SOURCE DATA:
-=-=-
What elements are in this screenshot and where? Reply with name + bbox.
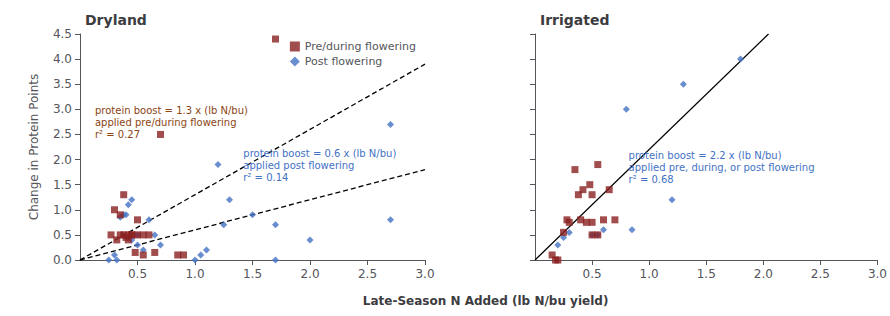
svg-text:2.5: 2.5 xyxy=(811,267,830,281)
svg-text:applied post flowering: applied post flowering xyxy=(243,160,354,171)
svg-text:0.0: 0.0 xyxy=(53,253,72,267)
svg-text:applied pre, during, or post f: applied pre, during, or post flowering xyxy=(629,162,815,173)
svg-text:1.0: 1.0 xyxy=(185,267,204,281)
svg-text:1.5: 1.5 xyxy=(53,178,72,192)
svg-text:1.5: 1.5 xyxy=(697,267,716,281)
svg-text:4.0: 4.0 xyxy=(53,52,72,66)
svg-text:0.5: 0.5 xyxy=(583,267,602,281)
svg-text:protein boost = 1.3 x (lb N/bu: protein boost = 1.3 x (lb N/bu) xyxy=(95,105,248,116)
svg-text:3.5: 3.5 xyxy=(53,77,72,91)
svg-text:2.0: 2.0 xyxy=(754,267,773,281)
svg-text:0.5: 0.5 xyxy=(128,267,147,281)
svg-text:2.0: 2.0 xyxy=(300,267,319,281)
svg-text:protein boost = 0.6 x (lb N/bu: protein boost = 0.6 x (lb N/bu) xyxy=(243,148,396,159)
svg-text:4.5: 4.5 xyxy=(53,27,72,41)
svg-text:Dryland: Dryland xyxy=(85,12,147,28)
svg-text:3.0: 3.0 xyxy=(53,102,72,116)
svg-text:r² = 0.27: r² = 0.27 xyxy=(95,129,140,140)
svg-text:2.5: 2.5 xyxy=(358,267,377,281)
svg-text:applied pre/during flowering: applied pre/during flowering xyxy=(95,117,237,128)
svg-text:Post flowering: Post flowering xyxy=(305,55,382,68)
svg-text:Late-Season N Added (lb N/bu y: Late-Season N Added (lb N/bu yield) xyxy=(363,294,609,308)
svg-text:protein boost = 2.2 x (lb N/bu: protein boost = 2.2 x (lb N/bu) xyxy=(629,150,782,161)
svg-text:Irrigated: Irrigated xyxy=(540,12,610,28)
svg-text:2.5: 2.5 xyxy=(53,127,72,141)
svg-text:Change in Protein Points: Change in Protein Points xyxy=(27,74,41,220)
svg-text:2.0: 2.0 xyxy=(53,153,72,167)
svg-text:r² = 0.14: r² = 0.14 xyxy=(243,172,288,183)
svg-text:1.5: 1.5 xyxy=(243,267,262,281)
svg-text:3.0: 3.0 xyxy=(868,267,887,281)
svg-text:Pre/during flowering: Pre/during flowering xyxy=(305,40,416,53)
svg-text:3.0: 3.0 xyxy=(415,267,434,281)
svg-text:0.5: 0.5 xyxy=(53,228,72,242)
svg-text:1.0: 1.0 xyxy=(53,203,72,217)
svg-text:r² = 0.68: r² = 0.68 xyxy=(629,174,674,185)
svg-text:1.0: 1.0 xyxy=(640,267,659,281)
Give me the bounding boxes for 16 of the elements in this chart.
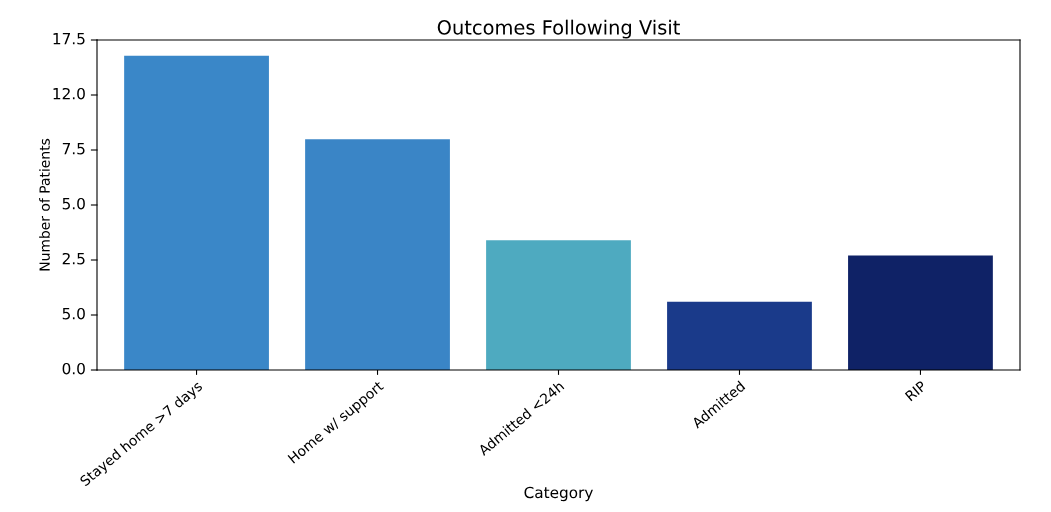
text: 2.5	[62, 252, 85, 265]
bar	[305, 139, 450, 370]
text: 5.0	[62, 307, 85, 320]
bar	[667, 301, 812, 370]
chart-title: Outcomes Following Visit	[437, 19, 680, 39]
text: 0.0	[62, 362, 85, 375]
text: 17.5	[53, 33, 85, 45]
bar	[486, 240, 631, 370]
y-axis-title: Number of Patients	[39, 138, 50, 271]
bar	[848, 255, 993, 370]
x-axis-title: Category	[524, 486, 593, 502]
text: 7.5	[62, 143, 85, 155]
text: 5.0	[62, 197, 85, 210]
bar	[124, 55, 269, 370]
x-tick-label: RIP	[904, 380, 927, 402]
text: 12.0	[53, 87, 85, 100]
-=-=-
TASK ITEM: A word-for-word copy is required of the lines above from the line with "Give me the" through the last line of the data; no other lines and no pictures belong in it.

OUTPUT FOR THIS EXERCISE:
Give me the bounding boxes for 16 of the elements in this chart.
text: 2.5	[62, 252, 85, 265]
bar	[305, 139, 450, 370]
text: 5.0	[62, 307, 85, 320]
bar	[667, 301, 812, 370]
chart-title: Outcomes Following Visit	[437, 19, 680, 39]
text: 0.0	[62, 362, 85, 375]
text: 17.5	[53, 33, 85, 45]
bar	[486, 240, 631, 370]
y-axis-title: Number of Patients	[39, 138, 50, 271]
bar	[848, 255, 993, 370]
x-axis-title: Category	[524, 486, 593, 502]
text: 7.5	[62, 143, 85, 155]
text: 5.0	[62, 197, 85, 210]
bar	[124, 55, 269, 370]
x-tick-label: RIP	[904, 380, 927, 402]
text: 12.0	[53, 87, 85, 100]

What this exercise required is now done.